#### [Текст страницы]
%%

Позднее в этот же день к нему в комнату ворвался начальник штаба генерал-лейтенант Артур Шмидт и заявил: «14-й танковый корпус помышляет о капитуляции. Мюллер (начальник штаба 14-го корпуса. – У. К.) говорит, что силы солдат на исходе и у них не осталось боеприпасов. Я сказал ему, что состояние войск нам известно, но приказ продолжать боевые действия по-прежнему остается в силе и о капитуляции не может быть и речи. Тем не менее, на мой взгляд, вы должны встретиться с этими генералами и поговорить с ними».
28 января русские рассекли окруженные немецкие войска на три части: 11-й корпус был изолирован в районе Тракторного завода, 8-й и 5-й корпуса – к западу от Мамаева кургана, а остатки 14-го и 4-го корпусов – в центральной части города вокруг универмага.
Из окна подвала по соседству с универмагом сидевший за пулеметом унтер-офицер Альберт Пфлюгер смотрел на возвышавшийся на перекрестке улиц фонтан. На протяжении многих дней фонтан был центральным пунктом ожесточенной перестрелки. Пфлюгер убил нескольких русских, пытавшихся подобраться к фонтану. Здесь же лежали трупы немецких солдат, сраженных пулями, когда они пробовали проползти по льду к фонтану и набрать воды в пустые фляги.
Для него война свелась к схваткам за глоток воды, и Пфлюгер был готов сдаться в плен. Но сперва ему хотелось услышать речь Адольфа Гитлера 30 января, посвященную десятой годовщине «третьего рейха». В полдень он вместе с другими солдатами подошел к радиоприемнику и ждал, когда голос фюрера зазвучит в подвале. Но диктор объявил, что вместо фюрера выступит Герман Геринг.
Рейхсмаршал и на этот раз выступил в своей обычной напыщенной манере: «…то, что совершил наш фюрер, – это подвиг Геракла… из бесформенной массы, людской массы… он выковал нацию, прочную как сталь. Враг силен, но немецкий солдат стал еще более закаленным… Мы отобрали у русских уголь и железо, а без них они не могут производить оружие в массовом количестве… Над всеми этими гигантскими сражениями как колоссальный монумент высится Сталинград… Настанет день, когда эта битва получит признание как величайшее сражение в нашей истории, битва героев… Это легендарная поэма о героической, не имевшей себе равных борьбе, борьбе Нибелунгов. Они тоже сражались до конца…»
Солдаты застонали, кто-то пустил отборное проклятие по адресу «толстяка» в Берлине.
Геринг продолжал: «…мои солдаты, тысячи лет назад небольшой горный перевал в Греции защищал с тремя сотнями солдат необыкновенно мужественный и храбрый человек – царь Леонид и его триста спартанцев… Затем пал последний из них… и сейчас осталась только надпись: “Спутник, если случится тебе посетить Спарту, скажи спартанцам, что ты нашел нас павшими здесь, как велел нам долг…” Когда-нибудь люди прочтут: “Если ты приедешь в Германию, скажи немцам, что ты видел нас павшими в Сталинграде, как велел нам долг…”»

%%

#### [Задания]
1) Ответьте по отрывку о Сталинграде:
(a) Какой корпус, по словам Артура Шмидта, помышляет о капитуляции?
(b) Чью речь Пфлюгер хотел услышать 30 января и какой годовщине она была посвящена?
(c) Какой царь упоминается в речи Геринга?
2) Назовите все корпуса, упомянутые в отрывке о Сталинграде.
3) Продолжите, пожалуйста, отрывок о Сталинграде, начиная сразу после его последнего предложения.

#### [Набор записей]

%%

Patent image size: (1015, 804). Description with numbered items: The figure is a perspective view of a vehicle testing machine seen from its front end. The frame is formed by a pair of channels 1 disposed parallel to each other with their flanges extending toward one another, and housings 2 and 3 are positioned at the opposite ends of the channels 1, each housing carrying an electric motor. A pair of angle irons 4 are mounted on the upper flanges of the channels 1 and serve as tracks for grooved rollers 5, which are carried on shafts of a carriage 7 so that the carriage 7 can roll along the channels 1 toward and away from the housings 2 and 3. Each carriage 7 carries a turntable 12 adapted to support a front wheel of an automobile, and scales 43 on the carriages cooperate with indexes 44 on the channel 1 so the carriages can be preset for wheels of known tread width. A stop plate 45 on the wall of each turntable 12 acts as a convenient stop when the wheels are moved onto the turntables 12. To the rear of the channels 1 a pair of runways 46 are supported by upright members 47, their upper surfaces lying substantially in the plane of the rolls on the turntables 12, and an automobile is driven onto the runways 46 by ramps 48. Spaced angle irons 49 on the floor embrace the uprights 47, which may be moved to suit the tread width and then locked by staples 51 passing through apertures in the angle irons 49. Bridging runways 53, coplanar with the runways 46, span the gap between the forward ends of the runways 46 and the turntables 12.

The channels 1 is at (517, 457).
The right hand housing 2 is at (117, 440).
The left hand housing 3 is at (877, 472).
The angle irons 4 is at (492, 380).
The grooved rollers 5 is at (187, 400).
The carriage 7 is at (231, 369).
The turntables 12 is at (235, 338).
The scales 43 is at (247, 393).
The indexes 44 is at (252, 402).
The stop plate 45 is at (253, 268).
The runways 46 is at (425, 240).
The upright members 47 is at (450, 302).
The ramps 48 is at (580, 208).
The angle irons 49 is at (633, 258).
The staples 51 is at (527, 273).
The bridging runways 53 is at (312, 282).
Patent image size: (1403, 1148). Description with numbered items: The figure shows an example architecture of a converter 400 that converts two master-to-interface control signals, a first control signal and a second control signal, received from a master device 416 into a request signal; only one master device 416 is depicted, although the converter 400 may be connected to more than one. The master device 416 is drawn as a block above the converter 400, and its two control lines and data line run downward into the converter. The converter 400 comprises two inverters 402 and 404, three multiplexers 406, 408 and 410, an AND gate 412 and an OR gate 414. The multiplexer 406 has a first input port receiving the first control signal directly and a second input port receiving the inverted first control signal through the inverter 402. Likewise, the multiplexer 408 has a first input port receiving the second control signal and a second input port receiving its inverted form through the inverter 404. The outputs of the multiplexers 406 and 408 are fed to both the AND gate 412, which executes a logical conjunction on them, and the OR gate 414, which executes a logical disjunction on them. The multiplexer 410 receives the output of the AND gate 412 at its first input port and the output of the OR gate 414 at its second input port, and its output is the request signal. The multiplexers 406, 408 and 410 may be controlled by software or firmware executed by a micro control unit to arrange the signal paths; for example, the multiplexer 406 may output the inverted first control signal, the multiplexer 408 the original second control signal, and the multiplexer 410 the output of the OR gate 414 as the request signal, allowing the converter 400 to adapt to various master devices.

%%

#### [Ответы к заданиям]
1)
(a) 14-й танковый корпус.
(b) Речь Адольфа Гитлера, посвященную десятой годовщине «третьего рейха».
(c) Царь Леонид.

2) 14-й танковый корпус, 11-й корпус, 8-й корпус, 5-й корпус, 4-й корпус.

3)
Внезапно Пфлюгеру и тысячам других немецких солдат, слушавших эту речь у радиоприемников, стало ясно, что Гитлер уже считает их мертвецами.
По окончании речи Геринга раздались звуки национального гимна. Пфлюгер и его товарищи подхватили: «Германия, Германия превыше всего…» Когда же после гимна зазвучала мелодия нацистской песни «Хорст Вессель», кто-то в подвале с размаху врезал прикладом по приемнику, разбив его вдребезги.
Пытаясь хоть как-то смягчить катастрофу, фюрер прибегнул к последней уловке. От отдал приказ о повышении в званиях целой группы старших офицеров 6-й армии и, главное, присвоил Паулюсу звание генерал-фельдмаршала. Зная, что никогда еще ни один немецкий фельдмаршал не сдавался в плен, Гитлер надеялся, что Паулюс поймет намек и покончит жизнь самоубийством.
Но Паулюс не сделал этого. Перед рассветом его переводчик Борис фон Нейдхардт вышел из подвала на темную площадь и подошел к русскому танку, в башне которого стоял молодой советский старший лейтенант Федор Ильченко. Увидев размахивающего руками немецкого офицера, Ильченко спрыгнул с танка, и Нейдхардт сообщил лейтенанту, что «немецкий главный начальник хотел бы поговорить с советским главным начальником».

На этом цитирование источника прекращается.